■ **Brief**:
Please render every line of the records below as a Markdown table with the columns No. and Line, numbering the rows and skipping blank lines.

Element box records

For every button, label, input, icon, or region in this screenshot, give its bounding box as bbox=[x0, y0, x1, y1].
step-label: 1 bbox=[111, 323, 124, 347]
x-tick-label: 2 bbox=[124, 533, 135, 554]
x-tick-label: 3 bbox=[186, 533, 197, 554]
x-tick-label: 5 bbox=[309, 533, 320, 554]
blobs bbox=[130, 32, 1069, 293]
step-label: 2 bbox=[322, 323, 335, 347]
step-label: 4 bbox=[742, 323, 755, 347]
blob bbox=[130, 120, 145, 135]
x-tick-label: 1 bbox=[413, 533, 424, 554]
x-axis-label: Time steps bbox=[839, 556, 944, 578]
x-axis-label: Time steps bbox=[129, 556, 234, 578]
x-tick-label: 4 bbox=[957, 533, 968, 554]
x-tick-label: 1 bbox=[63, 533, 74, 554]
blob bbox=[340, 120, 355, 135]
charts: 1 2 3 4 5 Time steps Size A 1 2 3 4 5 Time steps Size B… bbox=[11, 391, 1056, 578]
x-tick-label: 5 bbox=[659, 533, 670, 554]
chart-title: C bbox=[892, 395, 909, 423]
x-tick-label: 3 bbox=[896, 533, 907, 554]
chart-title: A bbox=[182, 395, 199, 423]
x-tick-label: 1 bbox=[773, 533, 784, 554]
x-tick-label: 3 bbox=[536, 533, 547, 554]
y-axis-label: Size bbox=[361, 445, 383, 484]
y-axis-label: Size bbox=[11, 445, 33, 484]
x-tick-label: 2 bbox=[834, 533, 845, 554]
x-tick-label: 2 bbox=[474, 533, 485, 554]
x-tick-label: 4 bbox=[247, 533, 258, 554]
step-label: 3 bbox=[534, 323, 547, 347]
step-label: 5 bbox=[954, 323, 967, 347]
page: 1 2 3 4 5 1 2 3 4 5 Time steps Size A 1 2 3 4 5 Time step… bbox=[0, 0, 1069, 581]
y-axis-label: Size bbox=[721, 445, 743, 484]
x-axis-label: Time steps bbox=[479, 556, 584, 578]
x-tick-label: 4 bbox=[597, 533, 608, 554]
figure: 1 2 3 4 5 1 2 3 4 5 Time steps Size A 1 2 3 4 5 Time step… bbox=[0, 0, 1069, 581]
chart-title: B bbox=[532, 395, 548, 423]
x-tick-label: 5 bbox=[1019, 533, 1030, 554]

■ **Solution to the problem**:
| No. | Line |
|---|---|
| 1 | For every button, label, input, icon, or region in this screenshot, give its bounding box as bbox=[x0, y0, x1, y1]. |
| 2 | step-label: 1 bbox=[111, 323, 124, 347] |
| 3 | x-tick-label: 2 bbox=[124, 533, 135, 554] |
| 4 | x-tick-label: 3 bbox=[186, 533, 197, 554] |
| 5 | x-tick-label: 5 bbox=[309, 533, 320, 554] |
| 6 | blobs bbox=[130, 32, 1069, 293] |
| 7 | step-label: 2 bbox=[322, 323, 335, 347] |
| 8 | step-label: 4 bbox=[742, 323, 755, 347] |
| 9 | blob bbox=[130, 120, 145, 135] |
| 10 | x-tick-label: 1 bbox=[413, 533, 424, 554] |
| 11 | x-axis-label: Time steps bbox=[839, 556, 944, 578] |
| 12 | x-axis-label: Time steps bbox=[129, 556, 234, 578] |
| 13 | x-tick-label: 4 bbox=[957, 533, 968, 554] |
| 14 | x-tick-label: 1 bbox=[63, 533, 74, 554] |
| 15 | blob bbox=[340, 120, 355, 135] |
| 16 | charts: 1 2 3 4 5 Time steps Size A 1 2 3 4 5 Time steps Size B… bbox=[11, 391, 1056, 578] |
| 17 | x-tick-label: 5 bbox=[659, 533, 670, 554] |
| 18 | chart-title: C bbox=[892, 395, 909, 423] |
| 19 | x-tick-label: 3 bbox=[896, 533, 907, 554] |
| 20 | chart-title: A bbox=[182, 395, 199, 423] |
| 21 | x-tick-label: 1 bbox=[773, 533, 784, 554] |
| 22 | x-tick-label: 3 bbox=[536, 533, 547, 554] |
| 23 | y-axis-label: Size bbox=[361, 445, 383, 484] |
| 24 | y-axis-label: Size bbox=[11, 445, 33, 484] |
| 25 | x-tick-label: 2 bbox=[834, 533, 845, 554] |
| 26 | x-tick-label: 2 bbox=[474, 533, 485, 554] |
| 27 | x-tick-label: 4 bbox=[247, 533, 258, 554] |
| 28 | step-label: 3 bbox=[534, 323, 547, 347] |
| 29 | step-label: 5 bbox=[954, 323, 967, 347] |
| 30 | page: 1 2 3 4 5 1 2 3 4 5 Time steps Size A 1 2 3 4 5 Time step… bbox=[0, 0, 1069, 581] |
| 31 | y-axis-label: Size bbox=[721, 445, 743, 484] |
| 32 | x-axis-label: Time steps bbox=[479, 556, 584, 578] |
| 33 | x-tick-label: 4 bbox=[597, 533, 608, 554] |
| 34 | figure: 1 2 3 4 5 1 2 3 4 5 Time steps Size A 1 2 3 4 5 Time step… bbox=[0, 0, 1069, 581] |
| 35 | chart-title: B bbox=[532, 395, 548, 423] |
| 36 | x-tick-label: 5 bbox=[1019, 533, 1030, 554] |